• GIVEN PROBLEM
Isolate every line in the records below with "name" in it.

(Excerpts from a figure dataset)
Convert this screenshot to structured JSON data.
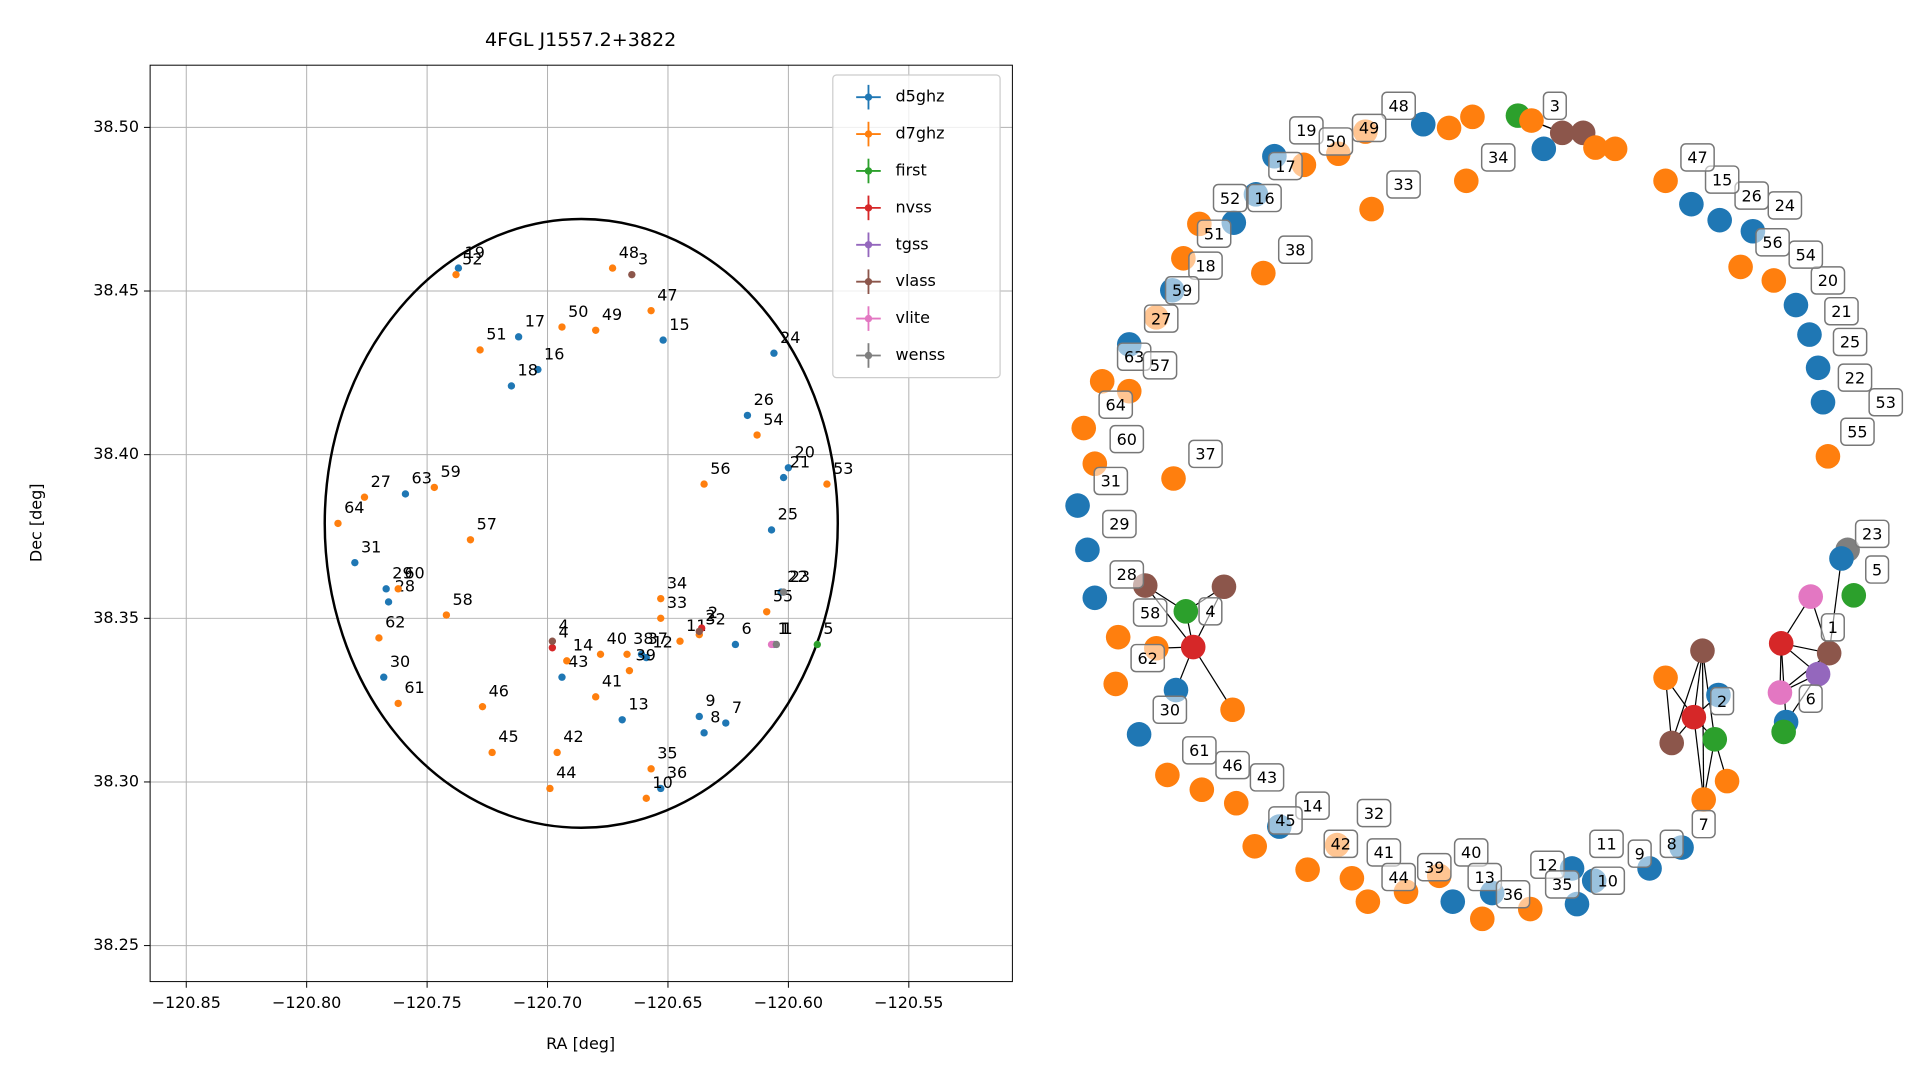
{
  "chart_data": {
    "type": "scatter",
    "title": "4FGL J1557.2+3822",
    "xlabel": "RA [deg]",
    "ylabel": "Dec [deg]",
    "xlim": [
      -120.865,
      -120.507
    ],
    "ylim": [
      38.239,
      38.519
    ],
    "xticks": [
      {
        "value": -120.85,
        "label": "−120.85"
      },
      {
        "value": -120.8,
        "label": "−120.80"
      },
      {
        "value": -120.75,
        "label": "−120.75"
      },
      {
        "value": -120.7,
        "label": "−120.70"
      },
      {
        "value": -120.65,
        "label": "−120.65"
      },
      {
        "value": -120.6,
        "label": "−120.60"
      },
      {
        "value": -120.55,
        "label": "−120.55"
      }
    ],
    "yticks": [
      38.25,
      {
        "value": 38.3,
        "label": "38.30"
      },
      38.35,
      {
        "value": 38.4,
        "label": "38.40"
      },
      38.45,
      {
        "value": 38.5,
        "label": "38.50"
      }
    ],
    "grid": true,
    "legend": "upper right",
    "ellipse": {
      "ra": -120.686,
      "dec": 38.379,
      "width": 0.213,
      "height": 0.186
    },
    "series": [
      {
        "name": "d5ghz",
        "color": "#1f77b4",
        "x": [
          -120.737,
          -120.712,
          -120.652,
          -120.704,
          -120.715,
          -120.606,
          -120.617,
          -120.6,
          -120.602,
          -120.607,
          -120.603,
          -120.622,
          -120.661,
          -120.659,
          -120.694,
          -120.669,
          -120.637,
          -120.635,
          -120.626,
          -120.653,
          -120.759,
          -120.78,
          -120.767,
          -120.766,
          -120.768
        ],
        "y": [
          38.457,
          38.436,
          38.435,
          38.426,
          38.421,
          38.431,
          38.412,
          38.396,
          38.393,
          38.377,
          38.358,
          38.342,
          38.339,
          38.338,
          38.332,
          38.319,
          38.32,
          38.315,
          38.318,
          38.298,
          38.388,
          38.367,
          38.359,
          38.355,
          38.332
        ],
        "labels": [
          "19",
          "17",
          "15",
          "16",
          "18",
          "24",
          "26",
          "20",
          "21",
          "25",
          "22",
          "6",
          "37",
          "12",
          "43",
          "13",
          "9",
          "8",
          "7",
          "36",
          "63",
          "31",
          "29",
          "28",
          "30"
        ]
      },
      {
        "name": "d7ghz",
        "color": "#ff7f0e",
        "x": [
          -120.738,
          -120.673,
          -120.657,
          -120.68,
          -120.694,
          -120.728,
          -120.613,
          -120.584,
          -120.635,
          -120.609,
          -120.637,
          -120.653,
          -120.653,
          -120.645,
          -120.667,
          -120.678,
          -120.692,
          -120.666,
          -120.68,
          -120.727,
          -120.723,
          -120.696,
          -120.699,
          -120.657,
          -120.659,
          -120.787,
          -120.776,
          -120.747,
          -120.732,
          -120.762,
          -120.77,
          -120.742,
          -120.762
        ],
        "y": [
          38.455,
          38.457,
          38.444,
          38.438,
          38.439,
          38.432,
          38.406,
          38.391,
          38.391,
          38.352,
          38.345,
          38.356,
          38.35,
          38.343,
          38.339,
          38.339,
          38.337,
          38.334,
          38.326,
          38.323,
          38.309,
          38.309,
          38.298,
          38.304,
          38.295,
          38.379,
          38.387,
          38.39,
          38.374,
          38.359,
          38.344,
          38.351,
          38.324
        ],
        "labels": [
          "52",
          "48",
          "47",
          "49",
          "50",
          "51",
          "54",
          "53",
          "56",
          "55",
          "32",
          "34",
          "33",
          "11",
          "38",
          "40",
          "14",
          "39",
          "41",
          "46",
          "45",
          "42",
          "44",
          "35",
          "10",
          "64",
          "27",
          "59",
          "57",
          "60",
          "62",
          "58",
          "61"
        ]
      },
      {
        "name": "first",
        "color": "#2ca02c",
        "x": [
          -120.588
        ],
        "y": [
          38.342
        ],
        "labels": [
          "5"
        ]
      },
      {
        "name": "nvss",
        "color": "#d62728",
        "x": [
          -120.698,
          -120.636
        ],
        "y": [
          38.341,
          38.347
        ],
        "labels": [
          "4",
          "2"
        ]
      },
      {
        "name": "tgss",
        "color": "#9467bd",
        "x": [
          -120.606
        ],
        "y": [
          38.342
        ],
        "labels": [
          "1"
        ]
      },
      {
        "name": "vlass",
        "color": "#8c564b",
        "x": [
          -120.665,
          -120.698,
          -120.637
        ],
        "y": [
          38.455,
          38.343,
          38.346
        ],
        "labels": [
          "3",
          "4",
          "2"
        ]
      },
      {
        "name": "vlite",
        "color": "#e377c2",
        "x": [
          -120.607
        ],
        "y": [
          38.342
        ],
        "labels": [
          "1"
        ]
      },
      {
        "name": "wenss",
        "color": "#7f7f7f",
        "x": [
          -120.602,
          -120.605
        ],
        "y": [
          38.358,
          38.342
        ],
        "labels": [
          "23",
          "1"
        ]
      }
    ]
  },
  "graph": {
    "node_colors": [
      "#1f77b4",
      "#ff7f0e",
      "#ff7f0e",
      "#2ca02c",
      "#ff7f0e",
      "#8c564b",
      "#8c564b",
      "#ff7f0e",
      "#ff7f0e",
      "#1f77b4",
      "#ff7f0e",
      "#ff7f0e",
      "#ff7f0e",
      "#ff7f0e",
      "#1f77b4",
      "#ff7f0e",
      "#1f77b4",
      "#1f77b4",
      "#ff7f0e",
      "#ff7f0e",
      "#ff7f0e",
      "#1f77b4",
      "#ff7f0e",
      "#1f77b4",
      "#ff7f0e",
      "#ff7f0e",
      "#ff7f0e",
      "#ff7f0e",
      "#ff7f0e",
      "#1f77b4",
      "#1f77b4",
      "#1f77b4",
      "#8c564b",
      "#8c564b",
      "#ff7f0e",
      "#2ca02c",
      "#d62728",
      "#ff7f0e",
      "#ff7f0e",
      "#1f77b4",
      "#ff7f0e",
      "#1f77b4",
      "#ff7f0e",
      "#ff7f0e",
      "#ff7f0e",
      "#ff7f0e",
      "#1f77b4",
      "#ff7f0e",
      "#ff7f0e",
      "#ff7f0e",
      "#ff7f0e",
      "#ff7f0e",
      "#ff7f0e",
      "#1f77b4",
      "#ff7f0e",
      "#1f77b4",
      "#ff7f0e",
      "#1f77b4",
      "#1f77b4",
      "#1f77b4",
      "#1f77b4",
      "#1f77b4",
      "#ff7f0e",
      "#1f77b4",
      "#1f77b4",
      "#1f77b4",
      "#ff7f0e",
      "#ff7f0e",
      "#1f77b4",
      "#1f77b4",
      "#1f77b4",
      "#1f77b4",
      "#ff7f0e",
      "#7f7f7f",
      "#1f77b4",
      "#2ca02c",
      "#e377c2",
      "#d62728",
      "#8c564b",
      "#9467bd",
      "#e377c2",
      "#1f77b4",
      "#2ca02c",
      "#ff7f0e",
      "#8c564b",
      "#1f77b4",
      "#d62728",
      "#8c564b",
      "#2ca02c",
      "#ff7f0e",
      "#ff7f0e"
    ],
    "labels": [
      "48",
      "3",
      "34",
      "33",
      "19",
      "49",
      "50",
      "17",
      "52",
      "16",
      "51",
      "38",
      "18",
      "59",
      "27",
      "63",
      "57",
      "64",
      "60",
      "37",
      "31",
      "29",
      "28",
      "58",
      "4",
      "62",
      "30",
      "61",
      "46",
      "43",
      "14",
      "32",
      "45",
      "42",
      "41",
      "40",
      "39",
      "44",
      "13",
      "12",
      "36",
      "35",
      "11",
      "10",
      "9",
      "8",
      "7",
      "2",
      "6",
      "1",
      "5",
      "23",
      "55",
      "53",
      "22",
      "25",
      "21",
      "20",
      "54",
      "56",
      "24",
      "26",
      "15",
      "47"
    ]
  }
}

• SOLUTION FOR THIS EXERCISE
        "name": "d5ghz",
        "name": "d7ghz",
        "name": "first",
        "name": "nvss",
        "name": "tgss",
        "name": "vlass",
        "name": "vlite",
        "name": "wenss",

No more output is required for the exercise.